▶ Required task: In the material below, find every line with "Field" and pull it out.

▶ Extracted information:
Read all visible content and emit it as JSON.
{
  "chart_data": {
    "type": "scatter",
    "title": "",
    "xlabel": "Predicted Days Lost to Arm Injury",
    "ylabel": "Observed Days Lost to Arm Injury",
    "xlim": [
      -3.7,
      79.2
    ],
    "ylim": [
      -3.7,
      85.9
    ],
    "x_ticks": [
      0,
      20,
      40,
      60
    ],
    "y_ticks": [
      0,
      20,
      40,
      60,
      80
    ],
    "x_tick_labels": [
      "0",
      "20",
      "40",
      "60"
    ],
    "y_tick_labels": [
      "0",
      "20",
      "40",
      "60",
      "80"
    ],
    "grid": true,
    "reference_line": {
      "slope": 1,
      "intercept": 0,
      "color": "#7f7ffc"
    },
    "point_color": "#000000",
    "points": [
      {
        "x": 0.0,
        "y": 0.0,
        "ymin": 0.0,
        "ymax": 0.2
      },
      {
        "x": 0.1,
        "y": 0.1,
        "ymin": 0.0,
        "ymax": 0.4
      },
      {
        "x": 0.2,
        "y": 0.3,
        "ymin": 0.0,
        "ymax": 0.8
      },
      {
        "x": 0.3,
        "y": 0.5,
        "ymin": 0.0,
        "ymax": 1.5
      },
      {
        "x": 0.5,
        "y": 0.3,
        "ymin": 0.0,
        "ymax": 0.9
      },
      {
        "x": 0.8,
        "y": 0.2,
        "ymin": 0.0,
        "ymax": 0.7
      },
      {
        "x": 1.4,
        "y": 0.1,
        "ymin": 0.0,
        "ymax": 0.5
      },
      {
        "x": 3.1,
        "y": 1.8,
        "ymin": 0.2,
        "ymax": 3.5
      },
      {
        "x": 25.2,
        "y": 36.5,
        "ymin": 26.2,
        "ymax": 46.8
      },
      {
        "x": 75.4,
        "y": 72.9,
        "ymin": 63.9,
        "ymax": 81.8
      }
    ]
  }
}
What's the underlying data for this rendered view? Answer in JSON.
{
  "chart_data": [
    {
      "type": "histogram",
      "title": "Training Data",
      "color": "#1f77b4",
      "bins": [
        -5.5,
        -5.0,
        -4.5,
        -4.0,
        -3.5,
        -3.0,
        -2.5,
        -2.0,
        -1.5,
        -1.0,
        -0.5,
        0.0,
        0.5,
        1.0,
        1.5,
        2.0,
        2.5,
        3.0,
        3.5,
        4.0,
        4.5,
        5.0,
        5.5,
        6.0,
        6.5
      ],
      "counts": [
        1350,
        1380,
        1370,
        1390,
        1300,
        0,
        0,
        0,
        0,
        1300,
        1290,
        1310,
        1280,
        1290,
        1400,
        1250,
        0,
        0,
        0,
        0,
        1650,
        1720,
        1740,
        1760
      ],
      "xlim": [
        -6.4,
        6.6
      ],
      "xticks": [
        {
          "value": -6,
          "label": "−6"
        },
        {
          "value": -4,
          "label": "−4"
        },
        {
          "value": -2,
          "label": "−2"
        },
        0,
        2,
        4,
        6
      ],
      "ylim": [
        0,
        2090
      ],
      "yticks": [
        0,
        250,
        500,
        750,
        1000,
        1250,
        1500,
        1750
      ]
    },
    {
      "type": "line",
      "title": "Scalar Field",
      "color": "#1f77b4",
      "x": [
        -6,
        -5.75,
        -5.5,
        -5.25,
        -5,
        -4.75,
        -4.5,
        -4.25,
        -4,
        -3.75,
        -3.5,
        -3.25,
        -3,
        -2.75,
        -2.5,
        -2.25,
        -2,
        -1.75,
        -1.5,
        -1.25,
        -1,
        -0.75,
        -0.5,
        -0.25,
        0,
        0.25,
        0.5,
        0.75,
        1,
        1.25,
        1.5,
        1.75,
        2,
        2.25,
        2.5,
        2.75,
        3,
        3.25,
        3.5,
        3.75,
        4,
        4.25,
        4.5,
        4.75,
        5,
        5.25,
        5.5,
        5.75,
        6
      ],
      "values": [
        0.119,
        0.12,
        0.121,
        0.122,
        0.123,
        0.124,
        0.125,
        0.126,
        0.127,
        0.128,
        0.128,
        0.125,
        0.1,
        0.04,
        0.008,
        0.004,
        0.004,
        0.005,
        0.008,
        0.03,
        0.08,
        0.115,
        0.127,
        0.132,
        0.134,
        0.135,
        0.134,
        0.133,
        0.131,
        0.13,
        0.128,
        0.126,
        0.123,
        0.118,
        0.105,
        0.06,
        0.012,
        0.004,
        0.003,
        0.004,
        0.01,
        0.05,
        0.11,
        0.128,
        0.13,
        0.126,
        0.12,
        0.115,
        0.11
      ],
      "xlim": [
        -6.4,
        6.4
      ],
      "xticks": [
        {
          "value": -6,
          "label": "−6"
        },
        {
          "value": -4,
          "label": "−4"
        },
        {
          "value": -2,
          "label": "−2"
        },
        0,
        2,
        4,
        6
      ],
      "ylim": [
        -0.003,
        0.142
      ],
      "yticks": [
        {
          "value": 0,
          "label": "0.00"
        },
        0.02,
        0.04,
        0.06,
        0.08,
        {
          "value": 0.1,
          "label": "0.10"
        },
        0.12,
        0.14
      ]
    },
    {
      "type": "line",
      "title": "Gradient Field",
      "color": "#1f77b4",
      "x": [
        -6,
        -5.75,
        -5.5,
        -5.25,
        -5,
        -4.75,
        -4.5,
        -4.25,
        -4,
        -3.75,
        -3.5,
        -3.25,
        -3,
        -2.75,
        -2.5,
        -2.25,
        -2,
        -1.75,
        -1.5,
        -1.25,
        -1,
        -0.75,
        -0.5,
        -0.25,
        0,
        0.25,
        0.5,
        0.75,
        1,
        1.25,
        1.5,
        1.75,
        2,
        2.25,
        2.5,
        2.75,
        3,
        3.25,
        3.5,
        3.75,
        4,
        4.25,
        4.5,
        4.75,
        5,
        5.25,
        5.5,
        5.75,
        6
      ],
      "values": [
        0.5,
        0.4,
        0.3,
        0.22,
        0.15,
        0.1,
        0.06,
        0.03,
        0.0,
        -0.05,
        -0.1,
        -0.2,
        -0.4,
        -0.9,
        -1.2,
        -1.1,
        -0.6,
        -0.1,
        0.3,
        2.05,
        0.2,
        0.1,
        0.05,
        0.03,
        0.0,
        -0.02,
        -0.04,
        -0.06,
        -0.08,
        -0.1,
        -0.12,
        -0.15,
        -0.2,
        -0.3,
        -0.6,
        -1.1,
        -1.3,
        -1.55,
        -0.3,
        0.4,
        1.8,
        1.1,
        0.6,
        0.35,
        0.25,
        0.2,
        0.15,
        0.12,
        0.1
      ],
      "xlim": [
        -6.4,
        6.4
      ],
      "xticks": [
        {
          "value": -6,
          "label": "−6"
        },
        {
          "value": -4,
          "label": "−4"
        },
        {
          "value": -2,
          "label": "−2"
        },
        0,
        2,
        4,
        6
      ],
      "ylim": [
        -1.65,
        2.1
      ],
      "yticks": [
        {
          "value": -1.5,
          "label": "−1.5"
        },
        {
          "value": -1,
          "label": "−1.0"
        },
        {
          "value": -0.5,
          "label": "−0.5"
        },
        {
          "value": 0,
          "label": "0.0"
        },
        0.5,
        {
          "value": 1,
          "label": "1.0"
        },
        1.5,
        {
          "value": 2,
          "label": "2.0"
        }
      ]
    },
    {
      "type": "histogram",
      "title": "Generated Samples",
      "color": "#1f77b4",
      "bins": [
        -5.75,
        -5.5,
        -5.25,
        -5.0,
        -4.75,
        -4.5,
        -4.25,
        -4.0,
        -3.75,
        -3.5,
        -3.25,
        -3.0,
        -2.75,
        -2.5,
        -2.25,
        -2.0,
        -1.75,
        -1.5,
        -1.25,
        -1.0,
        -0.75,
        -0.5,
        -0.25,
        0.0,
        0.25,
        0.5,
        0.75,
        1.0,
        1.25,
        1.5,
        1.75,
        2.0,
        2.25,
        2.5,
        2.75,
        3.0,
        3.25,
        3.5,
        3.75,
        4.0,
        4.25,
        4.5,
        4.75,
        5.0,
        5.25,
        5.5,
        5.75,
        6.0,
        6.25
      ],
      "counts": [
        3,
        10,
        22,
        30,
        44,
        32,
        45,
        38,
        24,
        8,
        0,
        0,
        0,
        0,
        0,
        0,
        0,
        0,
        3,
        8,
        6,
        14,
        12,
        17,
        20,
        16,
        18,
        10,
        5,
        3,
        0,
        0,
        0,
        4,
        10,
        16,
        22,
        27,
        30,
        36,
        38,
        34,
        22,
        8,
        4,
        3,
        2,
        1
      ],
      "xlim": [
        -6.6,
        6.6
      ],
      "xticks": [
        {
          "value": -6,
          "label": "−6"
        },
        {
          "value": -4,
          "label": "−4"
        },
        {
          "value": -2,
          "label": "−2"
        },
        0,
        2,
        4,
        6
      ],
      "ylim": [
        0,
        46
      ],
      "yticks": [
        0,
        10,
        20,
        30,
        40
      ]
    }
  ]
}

▶ Result:
      "title": "Scalar Field",
      "title": "Gradient Field",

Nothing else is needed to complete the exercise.